-------- Entries --------

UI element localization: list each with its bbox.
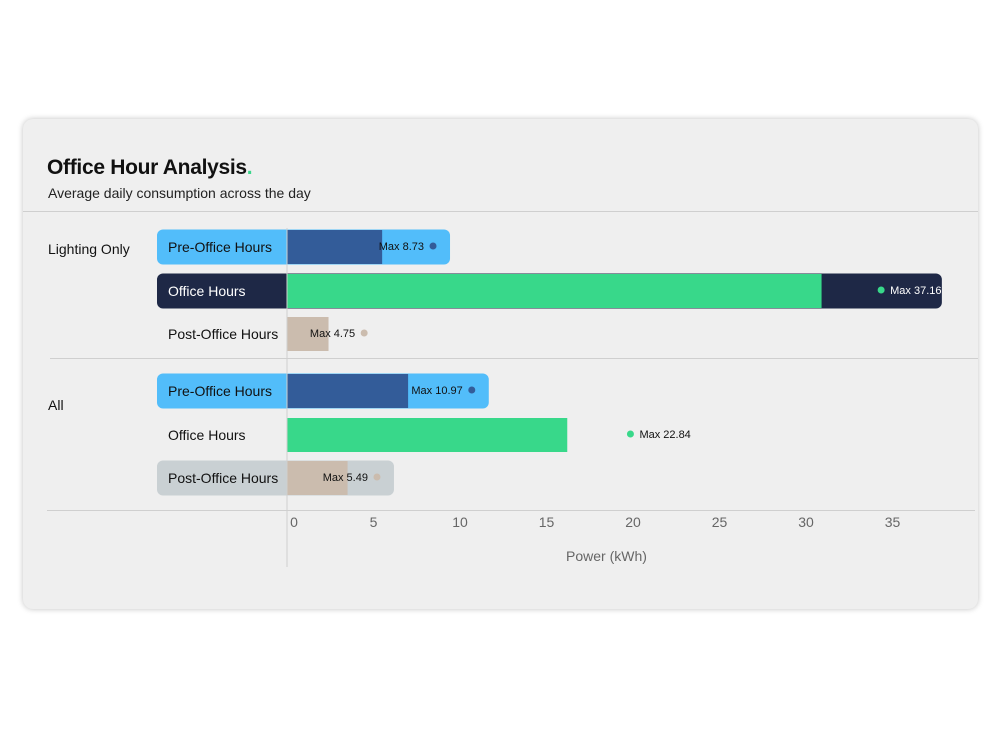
max-marker-dot [626, 430, 634, 438]
max-label: Max 8.73 [379, 241, 424, 253]
max-label: Max 10.97 [411, 385, 462, 397]
max-label: Max 4.75 [310, 328, 355, 340]
max-marker-dot [468, 386, 476, 394]
max-label: Max 22.84 [639, 429, 690, 441]
axis-divider [47, 510, 975, 511]
row-label-pre-office-hours: Pre-Office Hours [168, 383, 272, 399]
bar-pre-office-hours [287, 230, 383, 264]
max-label: Max 37.16 [890, 285, 941, 297]
x-tick-label: 25 [712, 514, 728, 530]
group-label-all: All [48, 397, 64, 413]
row-label-pre-office-hours: Pre-Office Hours [168, 239, 272, 255]
chart-card: Office Hour Analysis. Average daily cons… [23, 119, 978, 609]
chart-title-text: Office Hour Analysis [47, 156, 247, 179]
bar-pre-office-hours [287, 374, 409, 408]
x-tick-label: 0 [290, 514, 298, 530]
group-label-lighting-only: Lighting Only [48, 241, 130, 257]
x-tick-label: 20 [625, 514, 641, 530]
row-label-post-office-hours: Post-Office Hours [168, 470, 278, 486]
x-axis-title: Power (kWh) [566, 548, 647, 564]
row-label-office-hours: Office Hours [168, 283, 246, 299]
bar-office-hours [287, 274, 822, 308]
x-tick-label: 35 [885, 514, 901, 530]
row-label-office-hours: Office Hours [168, 427, 246, 443]
title-accent-dot: . [246, 156, 253, 179]
chart-title: Office Hour Analysis. [47, 156, 253, 180]
x-tick-label: 15 [539, 514, 555, 530]
x-tick-label: 5 [370, 514, 378, 530]
chart-subtitle: Average daily consumption across the day [48, 185, 311, 201]
x-tick-label: 10 [452, 514, 468, 530]
header-divider [23, 211, 978, 212]
max-marker-dot [877, 286, 885, 294]
x-tick-label: 30 [798, 514, 814, 530]
bar-office-hours [287, 418, 568, 452]
group-divider [50, 358, 978, 359]
max-marker-dot [429, 242, 437, 250]
row-label-post-office-hours: Post-Office Hours [168, 326, 278, 342]
max-marker-dot [373, 473, 381, 481]
bar-post-office-hours [287, 317, 329, 351]
max-marker-dot [360, 329, 368, 337]
bar-post-office-hours [287, 461, 348, 495]
max-label: Max 5.49 [323, 472, 368, 484]
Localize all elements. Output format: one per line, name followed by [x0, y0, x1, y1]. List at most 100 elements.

--------

- [Given task]: Copy the listing lines starting at the line that has "max-marker-dot [626, 430, 634, 438]" and stopping after the line that has "383, 272, 399]", substituting "peak-label" for "max-label". Leave everything else unchanged.

- [The result]:
max-marker-dot [626, 430, 634, 438]
peak-label: Max 8.73 [379, 241, 424, 253]
peak-label: Max 10.97 [411, 385, 462, 397]
peak-label: Max 4.75 [310, 328, 355, 340]
max-marker-dot [468, 386, 476, 394]
peak-label: Max 22.84 [639, 429, 690, 441]
axis-divider [47, 510, 975, 511]
row-label-pre-office-hours: Pre-Office Hours [168, 383, 272, 399]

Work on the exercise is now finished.